(Figure dataset records)
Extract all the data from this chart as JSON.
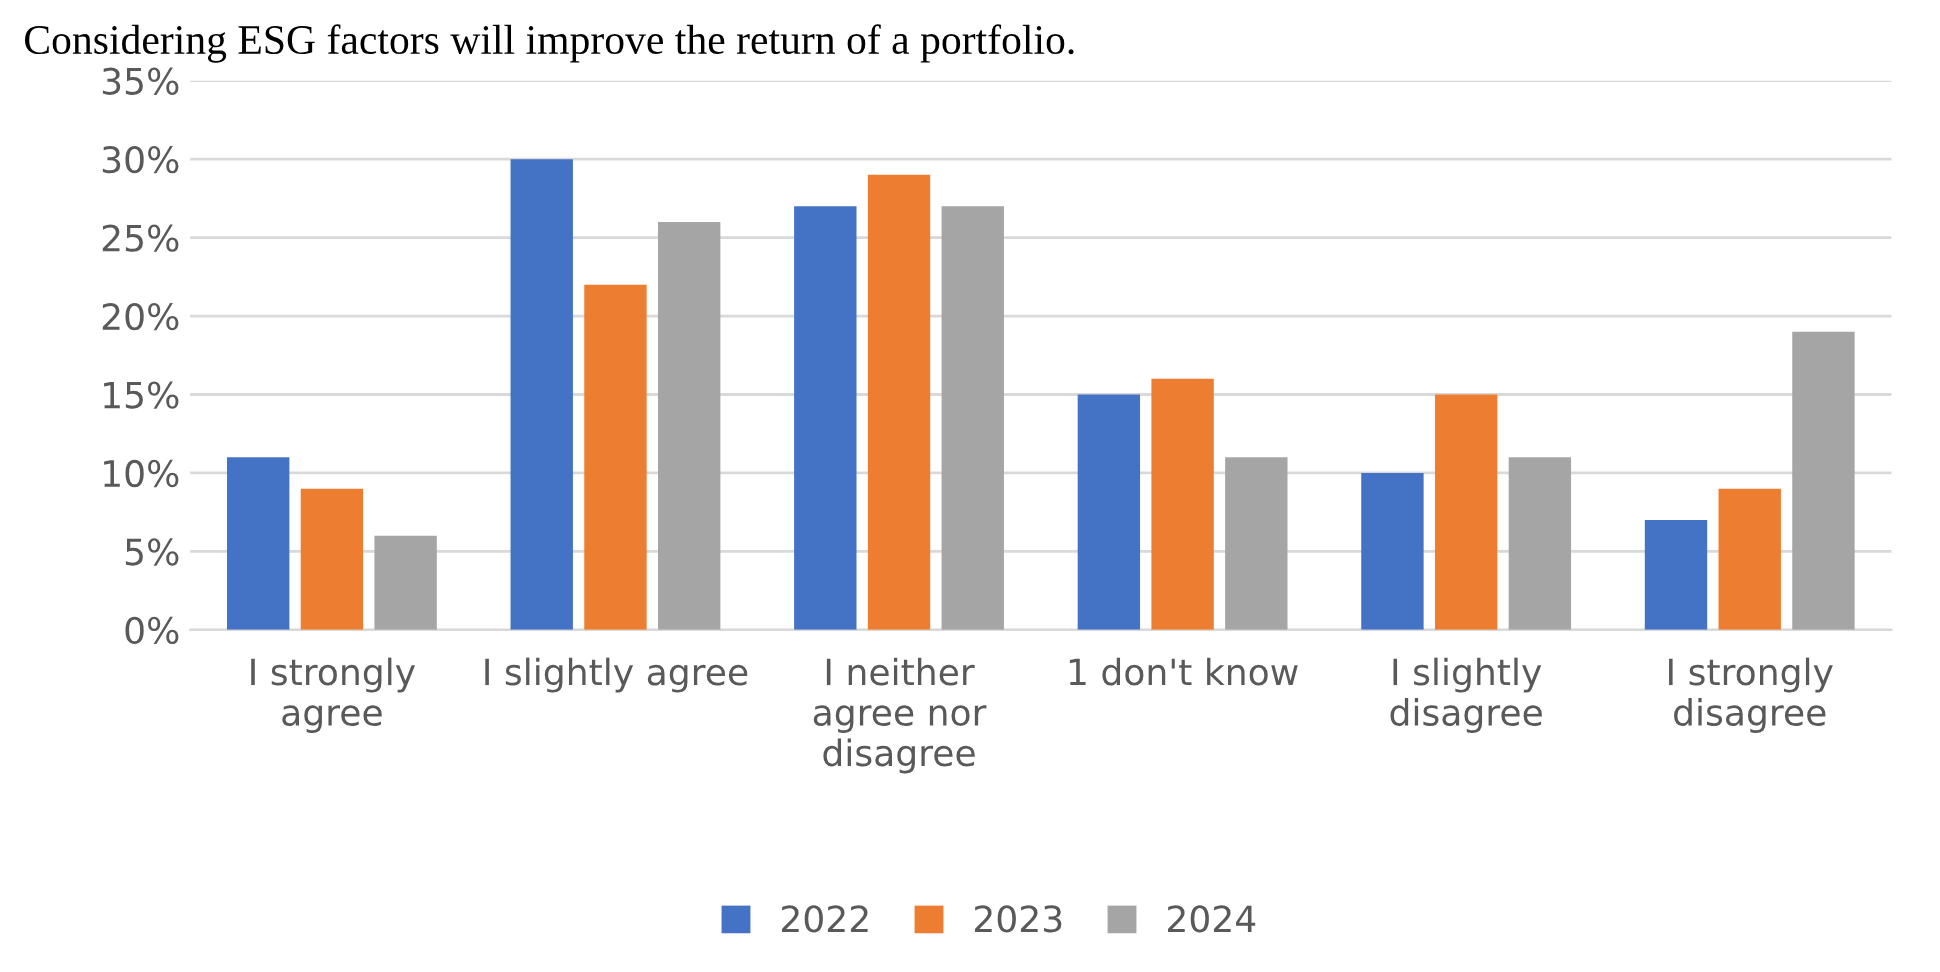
{
  "chart_data": {
    "type": "bar",
    "title": "Considering ESG factors will improve the return of a portfolio.",
    "categories": [
      "I strongly\nagree",
      "I slightly agree",
      "I neither\nagree nor\ndisagree",
      "1 don't know",
      "I slightly\ndisagree",
      "I strongly\ndisagree"
    ],
    "series": [
      {
        "name": "2022",
        "color": "#4472c4",
        "values": [
          11,
          30,
          27,
          15,
          10,
          7
        ]
      },
      {
        "name": "2023",
        "color": "#ed7d31",
        "values": [
          9,
          22,
          29,
          16,
          15,
          9
        ]
      },
      {
        "name": "2024",
        "color": "#a5a5a5",
        "values": [
          6,
          26,
          27,
          11,
          11,
          19
        ]
      }
    ],
    "ylim": [
      0,
      35
    ],
    "yticks": [
      {
        "value": 0,
        "label": "0%"
      },
      {
        "value": 5,
        "label": "5%"
      },
      {
        "value": 10,
        "label": "10%"
      },
      {
        "value": 15,
        "label": "15%"
      },
      {
        "value": 20,
        "label": "20%"
      },
      {
        "value": 25,
        "label": "25%"
      },
      {
        "value": 30,
        "label": "30%"
      },
      {
        "value": 35,
        "label": "35%"
      }
    ],
    "grid": "y",
    "legend": "bottom"
  }
}
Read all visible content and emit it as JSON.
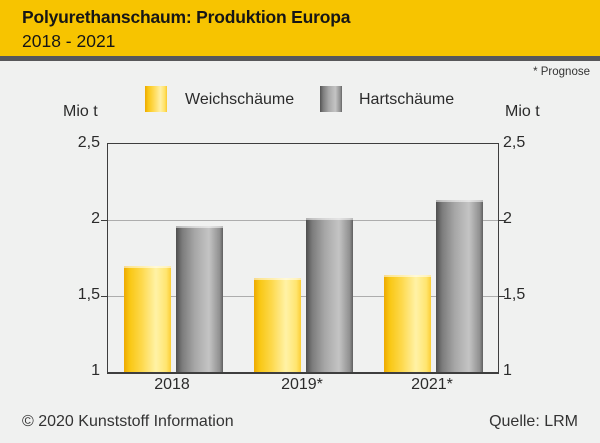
{
  "header": {
    "title": "Polyurethanschaum: Produktion Europa",
    "subtitle": "2018 - 2021"
  },
  "note": "* Prognose",
  "legend": [
    {
      "label": "Weichschäume",
      "swatch": "yellow-gradient-square"
    },
    {
      "label": "Hartschäume",
      "swatch": "gray-gradient-square"
    }
  ],
  "axis_unit_left": "Mio t",
  "axis_unit_right": "Mio t",
  "footer": {
    "copyright": "© 2020 Kunststoff Information",
    "source": "Quelle: LRM"
  },
  "colors": {
    "banner_yellow": "#f7c400",
    "separator_gray": "#57575a",
    "background": "#f0f1f0",
    "bar_yellow": "#fcd035",
    "bar_gray": "#9a9a9a",
    "gridline": "#adadad"
  },
  "chart_data": {
    "type": "bar",
    "title": "Polyurethanschaum: Produktion Europa 2018 - 2021",
    "categories": [
      "2018",
      "2019*",
      "2021*"
    ],
    "series": [
      {
        "name": "Weichschäume",
        "values": [
          1.7,
          1.62,
          1.64
        ]
      },
      {
        "name": "Hartschäume",
        "values": [
          1.96,
          2.01,
          2.13
        ]
      }
    ],
    "ylabel": "Mio t",
    "ylim": [
      1,
      2.5
    ],
    "yticks": [
      1,
      1.5,
      2,
      2.5
    ],
    "ytick_labels": [
      "1",
      "1,5",
      "2",
      "2,5"
    ],
    "gridlines": [
      1.5,
      2
    ],
    "grid": true,
    "legend_position": "top",
    "y_axis_sides": "both"
  }
}
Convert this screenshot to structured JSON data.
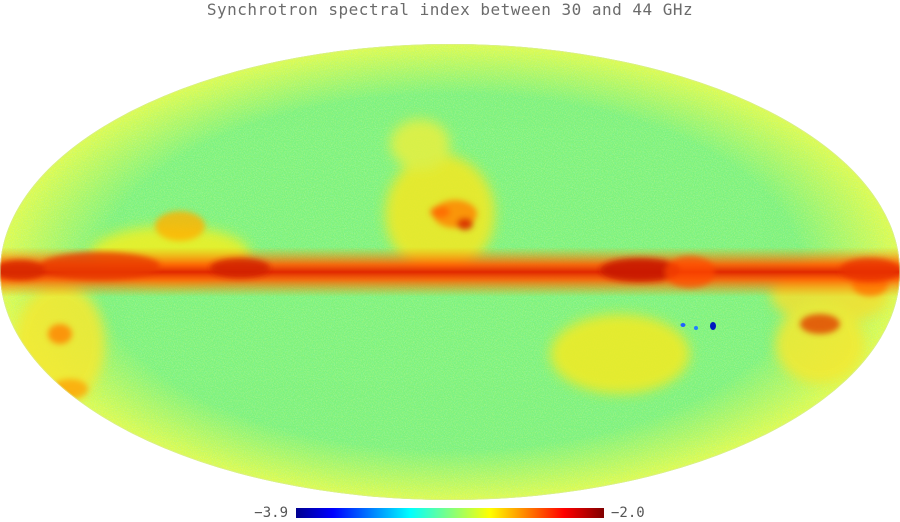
{
  "title": "Synchrotron spectral index between 30 and 44 GHz",
  "projection": "mollweide",
  "colormap": {
    "name": "jet",
    "min_label": "−3.9",
    "max_label": "−2.0",
    "min": -3.9,
    "max": -2.0,
    "stops": [
      "#00008f",
      "#0000ff",
      "#00ffff",
      "#80ff80",
      "#ffff00",
      "#ff0000",
      "#800000"
    ]
  },
  "colors": {
    "background_field": "#7fff7f",
    "galactic_plane": "#e03000",
    "title_text": "#6b6b6b"
  }
}
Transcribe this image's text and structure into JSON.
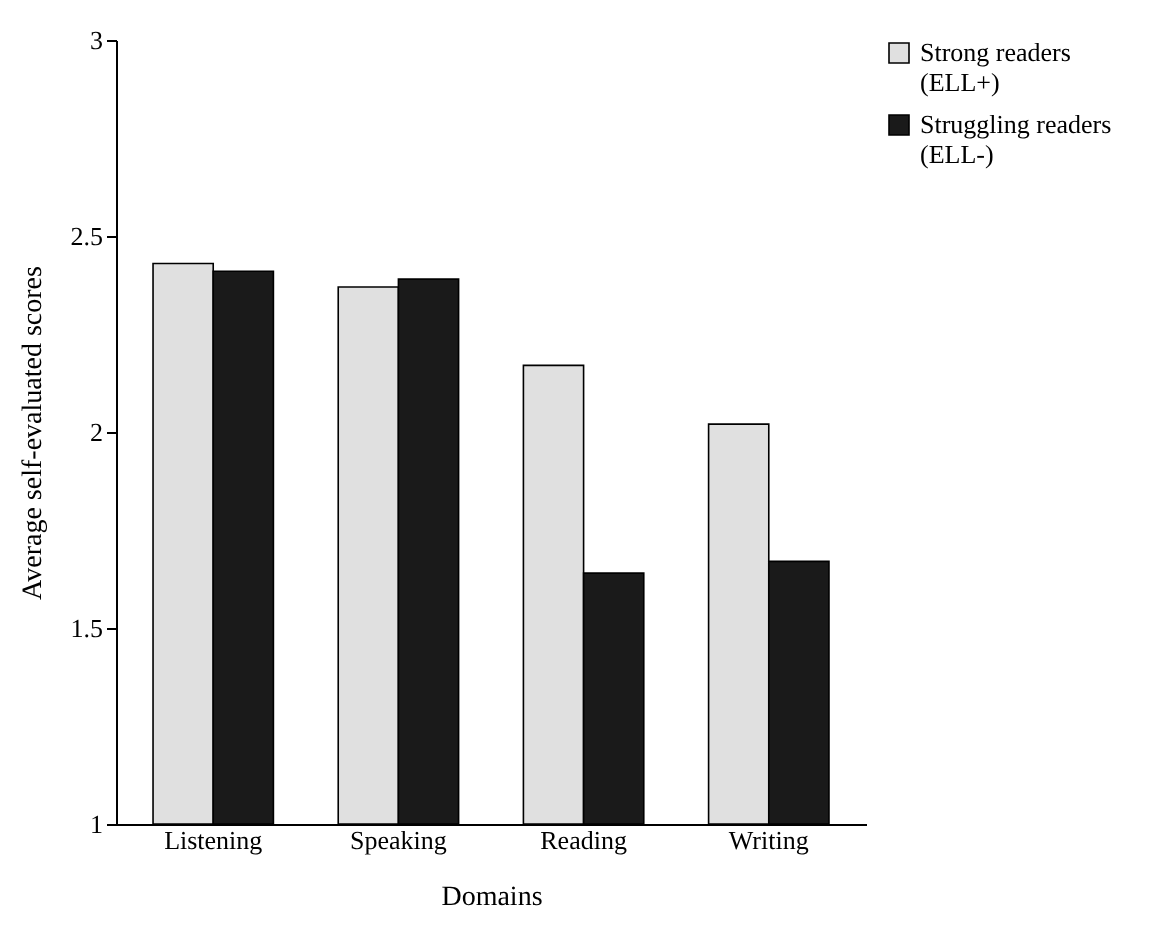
{
  "chart_data": {
    "type": "bar",
    "xlabel": "Domains",
    "ylabel": "Average self-evaluated scores",
    "categories": [
      "Listening",
      "Speaking",
      "Reading",
      "Writing"
    ],
    "series": [
      {
        "name": "Strong readers (ELL+)",
        "color": "#e0e0e0",
        "values": [
          2.43,
          2.37,
          2.17,
          2.02
        ]
      },
      {
        "name": "Struggling readers (ELL-)",
        "color": "#1a1a1a",
        "values": [
          2.41,
          2.39,
          1.64,
          1.67
        ]
      }
    ],
    "ylim": [
      1,
      3
    ],
    "yticks": [
      1,
      1.5,
      2,
      2.5,
      3
    ],
    "grid": false,
    "legend": "right"
  }
}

#### Set task:
Set the pictures aside and transcribe the data above exactly.

#### Answer to the exercise:
Extract all the data from this chart as JSON.
{
  "chart_data": {
    "type": "bar",
    "title": "Considering ESG factors will improve the return of a portfolio.",
    "categories": [
      "I strongly\nagree",
      "I slightly agree",
      "I neither\nagree nor\ndisagree",
      "1 don't know",
      "I slightly\ndisagree",
      "I strongly\ndisagree"
    ],
    "series": [
      {
        "name": "2022",
        "color": "#4472c4",
        "values": [
          11,
          30,
          27,
          15,
          10,
          7
        ]
      },
      {
        "name": "2023",
        "color": "#ed7d31",
        "values": [
          9,
          22,
          29,
          16,
          15,
          9
        ]
      },
      {
        "name": "2024",
        "color": "#a5a5a5",
        "values": [
          6,
          26,
          27,
          11,
          11,
          19
        ]
      }
    ],
    "ylim": [
      0,
      35
    ],
    "yticks": [
      {
        "value": 0,
        "label": "0%"
      },
      {
        "value": 5,
        "label": "5%"
      },
      {
        "value": 10,
        "label": "10%"
      },
      {
        "value": 15,
        "label": "15%"
      },
      {
        "value": 20,
        "label": "20%"
      },
      {
        "value": 25,
        "label": "25%"
      },
      {
        "value": 30,
        "label": "30%"
      },
      {
        "value": 35,
        "label": "35%"
      }
    ],
    "grid": "y",
    "legend": "bottom"
  }
}
Read all visible content and emit it as JSON.
{
  "header": {
    "title": "Polyurethanschaum: Produktion Europa",
    "subtitle": "2018 - 2021"
  },
  "note": "* Prognose",
  "legend": [
    {
      "label": "Weichschäume",
      "swatch": "yellow-gradient-square"
    },
    {
      "label": "Hartschäume",
      "swatch": "gray-gradient-square"
    }
  ],
  "axis_unit_left": "Mio t",
  "axis_unit_right": "Mio t",
  "footer": {
    "copyright": "© 2020 Kunststoff Information",
    "source": "Quelle: LRM"
  },
  "colors": {
    "banner_yellow": "#f7c400",
    "separator_gray": "#57575a",
    "background": "#f0f1f0",
    "bar_yellow": "#fcd035",
    "bar_gray": "#9a9a9a",
    "gridline": "#adadad"
  },
  "chart_data": {
    "type": "bar",
    "title": "Polyurethanschaum: Produktion Europa 2018 - 2021",
    "categories": [
      "2018",
      "2019*",
      "2021*"
    ],
    "series": [
      {
        "name": "Weichschäume",
        "values": [
          1.7,
          1.62,
          1.64
        ]
      },
      {
        "name": "Hartschäume",
        "values": [
          1.96,
          2.01,
          2.13
        ]
      }
    ],
    "ylabel": "Mio t",
    "ylim": [
      1,
      2.5
    ],
    "yticks": [
      1,
      1.5,
      2,
      2.5
    ],
    "ytick_labels": [
      "1",
      "1,5",
      "2",
      "2,5"
    ],
    "gridlines": [
      1.5,
      2
    ],
    "grid": true,
    "legend_position": "top",
    "y_axis_sides": "both"
  }
}
Convert this screenshot to structured JSON data.
{
  "title": "Synchrotron spectral index between 30 and 44 GHz",
  "projection": "mollweide",
  "colormap": {
    "name": "jet",
    "min_label": "−3.9",
    "max_label": "−2.0",
    "min": -3.9,
    "max": -2.0,
    "stops": [
      "#00008f",
      "#0000ff",
      "#00ffff",
      "#80ff80",
      "#ffff00",
      "#ff0000",
      "#800000"
    ]
  },
  "colors": {
    "background_field": "#7fff7f",
    "galactic_plane": "#e03000",
    "title_text": "#6b6b6b"
  }
}
Transcribe this image's text and structure into JSON.
{
  "chart_data": {
    "type": "bar",
    "xlabel": "Domains",
    "ylabel": "Average self-evaluated scores",
    "categories": [
      "Listening",
      "Speaking",
      "Reading",
      "Writing"
    ],
    "series": [
      {
        "name": "Strong readers (ELL+)",
        "color": "#e0e0e0",
        "values": [
          2.43,
          2.37,
          2.17,
          2.02
        ]
      },
      {
        "name": "Struggling readers (ELL-)",
        "color": "#1a1a1a",
        "values": [
          2.41,
          2.39,
          1.64,
          1.67
        ]
      }
    ],
    "ylim": [
      1,
      3
    ],
    "yticks": [
      1,
      1.5,
      2,
      2.5,
      3
    ],
    "grid": false,
    "legend": "right"
  }
}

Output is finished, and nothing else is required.